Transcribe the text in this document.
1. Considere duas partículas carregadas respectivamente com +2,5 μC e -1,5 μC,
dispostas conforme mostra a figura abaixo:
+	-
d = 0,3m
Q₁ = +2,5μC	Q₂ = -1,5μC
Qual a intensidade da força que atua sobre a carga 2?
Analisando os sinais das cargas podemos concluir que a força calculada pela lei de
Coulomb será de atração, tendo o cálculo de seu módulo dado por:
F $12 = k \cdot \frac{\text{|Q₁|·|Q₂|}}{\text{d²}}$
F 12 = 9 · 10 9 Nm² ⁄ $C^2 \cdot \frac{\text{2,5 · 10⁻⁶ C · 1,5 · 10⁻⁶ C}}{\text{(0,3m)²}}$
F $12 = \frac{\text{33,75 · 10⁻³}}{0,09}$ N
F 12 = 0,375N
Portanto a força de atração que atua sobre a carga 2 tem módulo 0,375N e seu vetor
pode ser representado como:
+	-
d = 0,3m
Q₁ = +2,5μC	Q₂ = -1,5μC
--
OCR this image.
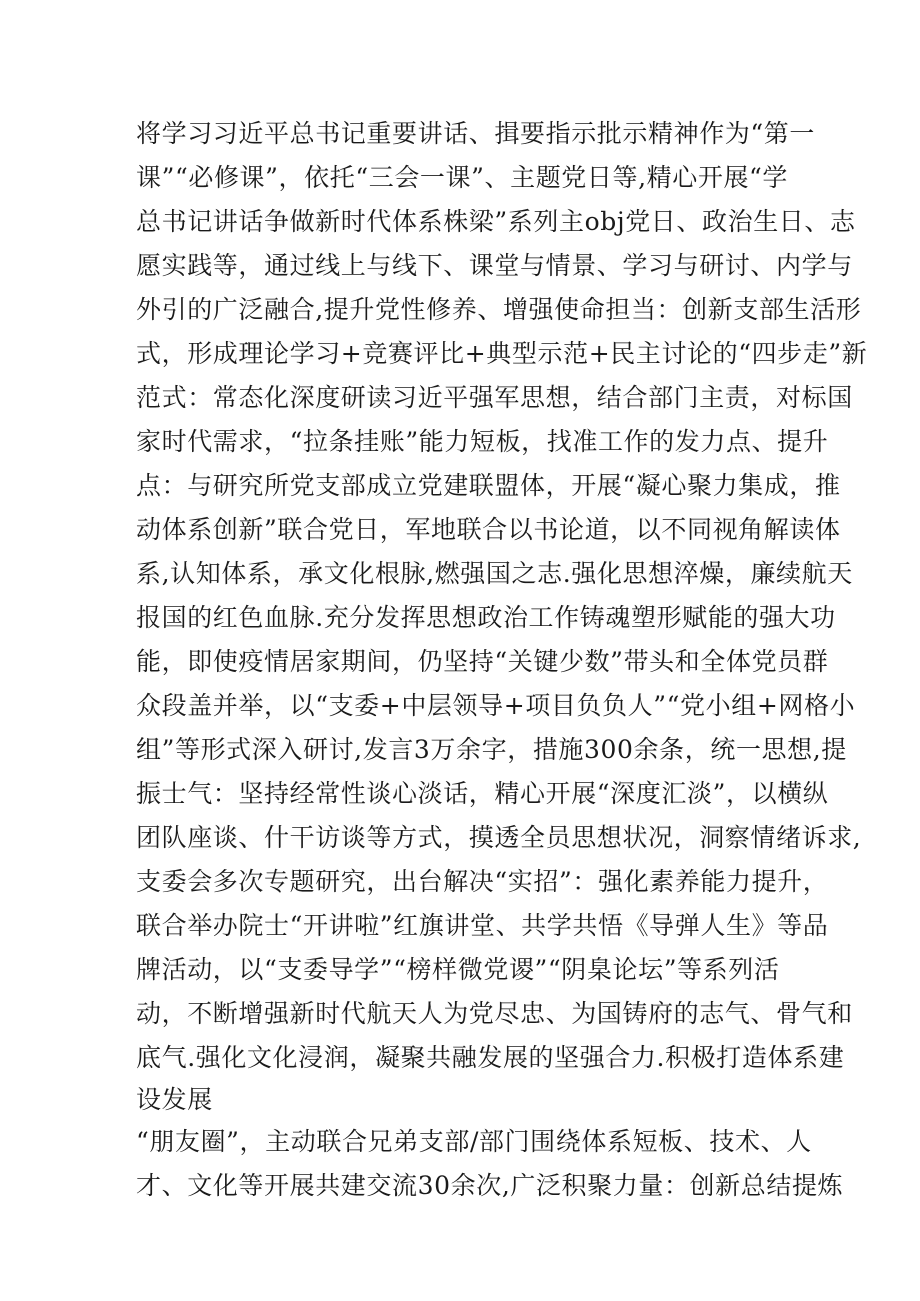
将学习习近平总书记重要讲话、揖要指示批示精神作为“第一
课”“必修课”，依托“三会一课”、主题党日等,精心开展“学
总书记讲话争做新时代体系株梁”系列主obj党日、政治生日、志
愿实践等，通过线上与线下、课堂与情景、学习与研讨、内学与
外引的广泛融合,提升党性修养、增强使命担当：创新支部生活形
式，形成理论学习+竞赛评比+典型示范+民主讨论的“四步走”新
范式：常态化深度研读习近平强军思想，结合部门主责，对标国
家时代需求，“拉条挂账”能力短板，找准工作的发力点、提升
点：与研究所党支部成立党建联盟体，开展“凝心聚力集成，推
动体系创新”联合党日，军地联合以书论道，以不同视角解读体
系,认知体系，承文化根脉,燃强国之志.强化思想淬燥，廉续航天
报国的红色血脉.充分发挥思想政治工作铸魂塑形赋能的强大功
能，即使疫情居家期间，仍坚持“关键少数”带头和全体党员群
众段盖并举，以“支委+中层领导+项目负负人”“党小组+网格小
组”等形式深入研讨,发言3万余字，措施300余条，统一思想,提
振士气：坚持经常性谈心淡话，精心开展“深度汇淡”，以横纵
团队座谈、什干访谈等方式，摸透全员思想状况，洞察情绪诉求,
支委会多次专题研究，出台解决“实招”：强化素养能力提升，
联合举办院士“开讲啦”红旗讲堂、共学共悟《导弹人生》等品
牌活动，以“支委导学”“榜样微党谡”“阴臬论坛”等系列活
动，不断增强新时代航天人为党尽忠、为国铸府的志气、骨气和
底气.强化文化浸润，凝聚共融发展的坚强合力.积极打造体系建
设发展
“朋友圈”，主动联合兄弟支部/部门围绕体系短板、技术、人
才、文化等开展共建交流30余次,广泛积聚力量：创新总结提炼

* STATED GOAL
From the entries above, list each line with "frac" in it.

* TASK RESPONSE
F $12 = k \cdot \frac{\text{|Q₁|·|Q₂|}}{\text{d²}}$
F 12 = 9 · 10 9 Nm² ⁄ $C^2 \cdot \frac{\text{2,5 · 10⁻⁶ C · 1,5 · 10⁻⁶ C}}{\text{(0,3m)²}}$
F $12 = \frac{\text{33,75 · 10⁻³}}{0,09}$ N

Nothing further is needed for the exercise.